**Saved data entries**
————————

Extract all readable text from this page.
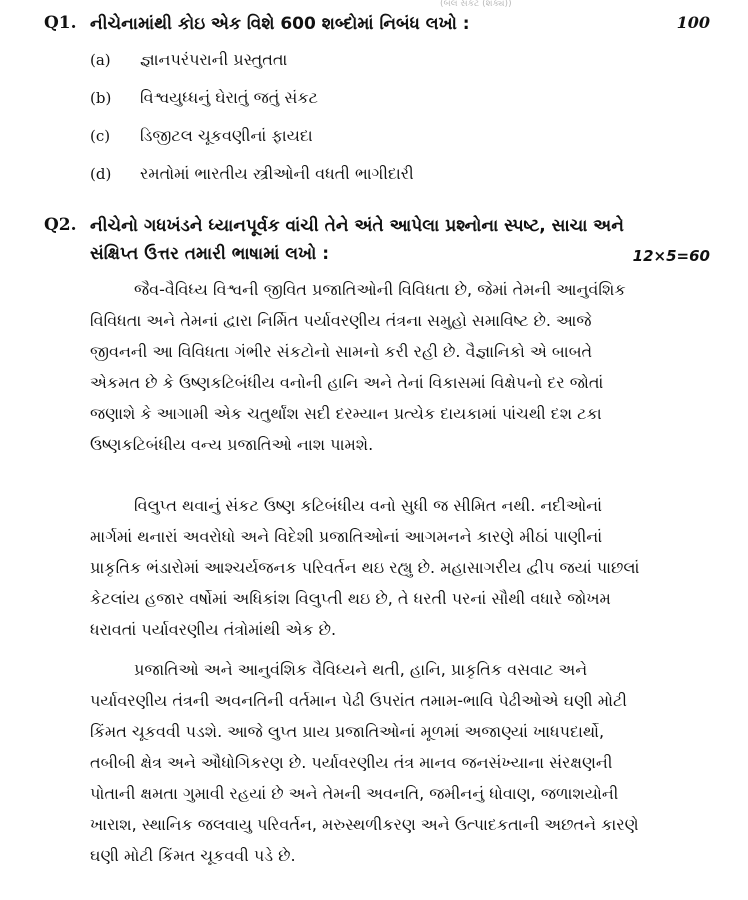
(બલ સંકટ (શક્ય))
Q1. નીચેનામાંથી કોઇ એક વિશે 600 શબ્દોમાં નિબંધ લખો :	100
(a) જ્ઞાનપરંપરાની પ્રસ્તુતતા
(b) વિશ્વયુધ્ધનું ઘેરાતું જતું સંકટ
(c) ડિજીટલ ચૂકવણીનાં ફાયદા
(d) રમતોમાં ભારતીય સ્ત્રીઓની વધતી ભાગીદારી
Q2. નીચેનો ગધખંડને ધ્યાનપૂર્વક વાંચી તેને અંતે આપેલા પ્રશ્નોના સ્પષ્ટ, સાચા અને
સંક્ષિપ્ત ઉત્તર તમારી ભાષામાં લખો :	12×5=60
જૈવ-વૈવિધ્ય વિશ્વની જીવિત પ્રજાતિઓની વિવિધતા છે, જેમાં તેમની આનુવંશિક
વિવિધતા અને તેમનાં દ્વારા નિર્મિત પર્યાવરણીય તંત્રના સમુહો સમાવિષ્ટ છે. આજે
જીવનની આ વિવિધતા ગંભીર સંકટોનો સામનો કરી રહી છે. વૈજ્ઞાનિકો એ બાબતે
એકમત છે કે ઉષ્ણકટિબંધીય વનોની હાનિ અને તેનાં વિકાસમાં વિક્ષેપનો દર જોતાં
જણાશે કે આગામી એક ચતુર્થાંશ સદી દરમ્યાન પ્રત્યેક દાયકામાં પાંચથી દશ ટકા
ઉષ્ણકટિબંધીય વન્ય પ્રજાતિઓ નાશ પામશે.
વિલુપ્ત થવાનું સંકટ ઉષ્ણ કટિબંધીય વનો સુધી જ સીમિત નથી. નદીઓનાં
માર્ગમાં થનારાં અવરોધો અને વિદેશી પ્રજાતિઓનાં આગમનને કારણે મીઠાં પાણીનાં
પ્રાકૃતિક ભંડારોમાં આશ્ચર્યજનક પરિવર્તન થઇ રહ્યુ છે. મહાસાગરીય દ્વીપ જયાં પાછલાં
કેટલાંય હજાર વર્ષોમાં અધિકાંશ વિલુપ્તી થઇ છે, તે ધરતી પરનાં સૌથી વધારે જોખમ
ધરાવતાં પર્યાવરણીય તંત્રોમાંથી એક છે.
પ્રજાતિઓ અને આનુવંશિક વૈવિધ્યને થતી, હાનિ, પ્રાકૃતિક વસવાટ અને
પર્યાવરણીય તંત્રની અવનતિની વર્તમાન પેઢી ઉપરાંત તમામ-ભાવિ પેઢીઓએ ઘણી મોટી
કિંમત ચૂકવવી પડશે. આજે લુપ્ત પ્રાય પ્રજાતિઓનાં મૂળમાં અજાણ્યાં ખાધપદાર્થો,
તબીબી ક્ષેત્ર અને ઔધોગિકરણ છે. પર્યાવરણીય તંત્ર માનવ જનસંખ્યાના સંરક્ષણની
પોતાની ક્ષમતા ગુમાવી રહયાં છે અને તેમની અવનતિ, જમીનનું ધોવાણ, જળાશયોની
ખારાશ, સ્થાનિક જલવાયુ પરિવર્તન, મરુસ્થળીકરણ અને ઉત્પાદકતાની અછતને કારણે
ઘણી મોટી કિંમત ચૂકવવી પડે છે.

————————

**What this task involves**
Copy each line above that contains the string "અવનત".

**Correct answer**
પર્યાવરણીય તંત્રની અવનતિની વર્તમાન પેઢી ઉપરાંત તમામ-ભાવિ પેઢીઓએ ઘણી મોટી
પોતાની ક્ષમતા ગુમાવી રહયાં છે અને તેમની અવનતિ, જમીનનું ધોવાણ, જળાશયોની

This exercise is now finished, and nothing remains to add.